→ Set task
Copy all lines in which the word "Ctrl" can be found.
════
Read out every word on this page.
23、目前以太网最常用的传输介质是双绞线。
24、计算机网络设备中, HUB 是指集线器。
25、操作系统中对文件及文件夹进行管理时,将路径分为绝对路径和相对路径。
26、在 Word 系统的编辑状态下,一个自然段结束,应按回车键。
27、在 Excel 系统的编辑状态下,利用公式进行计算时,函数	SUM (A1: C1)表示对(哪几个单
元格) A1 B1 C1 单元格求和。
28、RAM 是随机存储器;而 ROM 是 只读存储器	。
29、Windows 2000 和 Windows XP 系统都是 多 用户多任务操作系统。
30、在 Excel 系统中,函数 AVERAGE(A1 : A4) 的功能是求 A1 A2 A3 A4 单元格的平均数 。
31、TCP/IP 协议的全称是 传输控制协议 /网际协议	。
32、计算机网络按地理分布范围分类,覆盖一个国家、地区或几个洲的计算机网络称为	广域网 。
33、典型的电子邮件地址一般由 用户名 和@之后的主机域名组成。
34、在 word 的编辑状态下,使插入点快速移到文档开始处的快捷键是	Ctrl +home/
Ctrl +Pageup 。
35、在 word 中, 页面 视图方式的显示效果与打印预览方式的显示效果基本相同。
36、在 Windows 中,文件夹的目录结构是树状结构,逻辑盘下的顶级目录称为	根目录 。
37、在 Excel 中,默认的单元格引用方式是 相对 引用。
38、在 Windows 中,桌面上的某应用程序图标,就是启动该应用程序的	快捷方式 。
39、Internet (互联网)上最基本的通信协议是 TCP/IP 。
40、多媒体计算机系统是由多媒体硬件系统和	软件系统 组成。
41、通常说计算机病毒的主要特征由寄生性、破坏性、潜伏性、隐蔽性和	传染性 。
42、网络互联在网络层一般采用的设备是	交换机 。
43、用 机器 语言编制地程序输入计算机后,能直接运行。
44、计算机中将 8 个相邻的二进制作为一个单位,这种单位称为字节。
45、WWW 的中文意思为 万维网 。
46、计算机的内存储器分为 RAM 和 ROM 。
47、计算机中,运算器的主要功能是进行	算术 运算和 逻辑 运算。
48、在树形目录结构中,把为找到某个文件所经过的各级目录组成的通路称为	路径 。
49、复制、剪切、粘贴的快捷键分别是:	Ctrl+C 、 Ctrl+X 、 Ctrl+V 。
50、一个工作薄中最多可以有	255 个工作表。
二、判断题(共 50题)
════
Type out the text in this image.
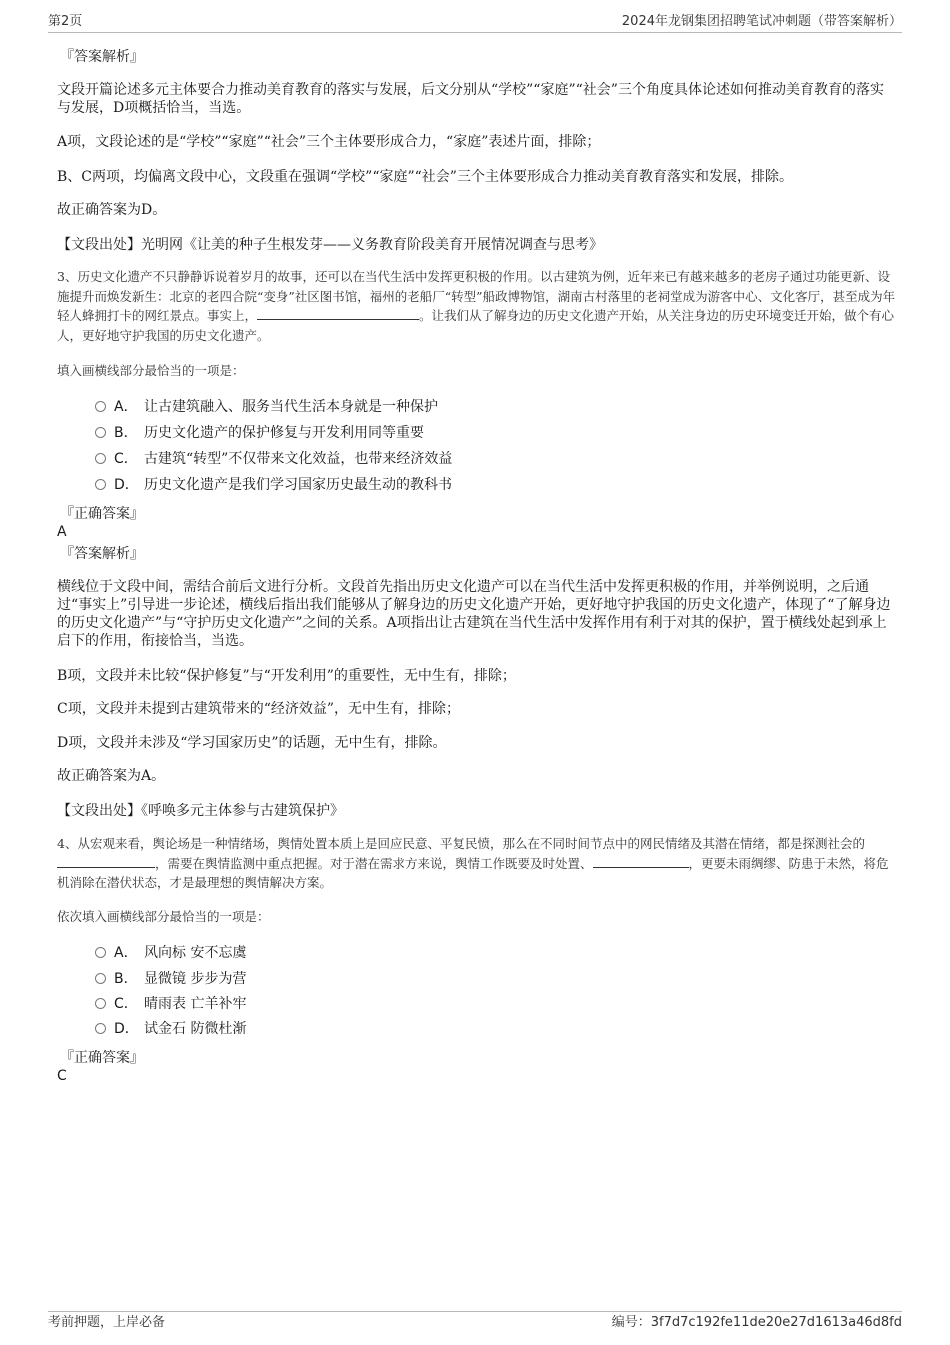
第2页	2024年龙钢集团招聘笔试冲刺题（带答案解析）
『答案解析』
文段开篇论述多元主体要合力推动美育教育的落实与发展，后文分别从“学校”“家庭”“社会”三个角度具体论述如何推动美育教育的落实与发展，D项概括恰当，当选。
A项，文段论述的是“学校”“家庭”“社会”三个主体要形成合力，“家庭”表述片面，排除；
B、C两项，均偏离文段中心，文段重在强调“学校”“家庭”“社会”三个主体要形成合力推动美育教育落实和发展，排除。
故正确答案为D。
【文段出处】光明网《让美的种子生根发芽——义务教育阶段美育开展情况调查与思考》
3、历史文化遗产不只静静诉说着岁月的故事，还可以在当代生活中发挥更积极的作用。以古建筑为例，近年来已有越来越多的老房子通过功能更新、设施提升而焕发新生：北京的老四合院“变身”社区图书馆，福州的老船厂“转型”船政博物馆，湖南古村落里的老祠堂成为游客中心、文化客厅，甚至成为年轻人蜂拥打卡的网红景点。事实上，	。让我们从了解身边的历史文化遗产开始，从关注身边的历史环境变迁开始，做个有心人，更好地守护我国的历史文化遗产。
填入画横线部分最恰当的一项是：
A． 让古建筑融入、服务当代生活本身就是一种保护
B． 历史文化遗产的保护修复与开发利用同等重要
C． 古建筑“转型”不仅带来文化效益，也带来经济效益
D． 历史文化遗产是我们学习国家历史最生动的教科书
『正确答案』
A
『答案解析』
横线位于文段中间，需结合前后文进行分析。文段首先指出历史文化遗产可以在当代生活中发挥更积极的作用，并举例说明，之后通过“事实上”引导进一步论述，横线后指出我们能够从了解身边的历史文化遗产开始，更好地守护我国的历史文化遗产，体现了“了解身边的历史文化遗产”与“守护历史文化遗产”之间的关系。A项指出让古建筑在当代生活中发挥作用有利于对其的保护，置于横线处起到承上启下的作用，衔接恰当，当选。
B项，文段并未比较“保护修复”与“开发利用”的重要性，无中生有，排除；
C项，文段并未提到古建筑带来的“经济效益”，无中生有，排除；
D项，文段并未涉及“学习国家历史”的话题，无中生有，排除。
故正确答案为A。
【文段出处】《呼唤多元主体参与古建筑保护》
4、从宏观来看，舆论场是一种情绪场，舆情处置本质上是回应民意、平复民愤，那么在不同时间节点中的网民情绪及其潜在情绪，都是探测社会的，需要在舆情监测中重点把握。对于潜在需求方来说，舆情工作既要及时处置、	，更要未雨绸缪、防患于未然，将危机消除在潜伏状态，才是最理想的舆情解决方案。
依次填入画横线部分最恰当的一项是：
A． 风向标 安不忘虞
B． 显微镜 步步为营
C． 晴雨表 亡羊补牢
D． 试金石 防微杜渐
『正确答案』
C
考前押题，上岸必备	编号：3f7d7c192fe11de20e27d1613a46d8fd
════
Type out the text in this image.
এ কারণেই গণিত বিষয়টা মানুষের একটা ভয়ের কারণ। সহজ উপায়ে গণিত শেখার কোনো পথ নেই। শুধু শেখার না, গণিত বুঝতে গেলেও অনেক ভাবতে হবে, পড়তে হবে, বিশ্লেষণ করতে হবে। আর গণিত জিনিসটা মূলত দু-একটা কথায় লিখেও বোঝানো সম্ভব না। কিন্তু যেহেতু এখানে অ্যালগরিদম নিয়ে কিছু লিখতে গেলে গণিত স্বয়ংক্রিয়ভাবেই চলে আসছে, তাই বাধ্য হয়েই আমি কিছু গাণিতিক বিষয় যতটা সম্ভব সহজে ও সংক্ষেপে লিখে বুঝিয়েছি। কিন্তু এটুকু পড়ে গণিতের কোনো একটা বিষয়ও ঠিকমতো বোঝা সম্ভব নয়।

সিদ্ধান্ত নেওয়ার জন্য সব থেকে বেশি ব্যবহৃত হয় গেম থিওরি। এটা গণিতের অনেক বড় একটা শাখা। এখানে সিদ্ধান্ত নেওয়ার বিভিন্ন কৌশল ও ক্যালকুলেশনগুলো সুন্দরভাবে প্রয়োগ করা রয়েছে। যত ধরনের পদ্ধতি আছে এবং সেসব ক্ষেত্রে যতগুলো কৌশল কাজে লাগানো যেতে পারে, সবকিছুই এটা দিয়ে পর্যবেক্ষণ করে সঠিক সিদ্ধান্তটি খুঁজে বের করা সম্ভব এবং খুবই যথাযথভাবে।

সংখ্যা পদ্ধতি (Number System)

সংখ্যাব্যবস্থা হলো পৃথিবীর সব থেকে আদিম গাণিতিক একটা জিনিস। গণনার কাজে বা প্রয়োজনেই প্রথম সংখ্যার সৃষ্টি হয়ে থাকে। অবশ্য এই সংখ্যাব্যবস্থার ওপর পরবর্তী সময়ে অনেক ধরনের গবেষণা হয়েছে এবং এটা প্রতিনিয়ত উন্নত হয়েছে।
════
→ Final result
34、在 word 的编辑状态下,使插入点快速移到文档开始处的快捷键是	Ctrl +home/
Ctrl +Pageup 。
49、复制、剪切、粘贴的快捷键分别是:	Ctrl+C 、 Ctrl+X 、 Ctrl+V 。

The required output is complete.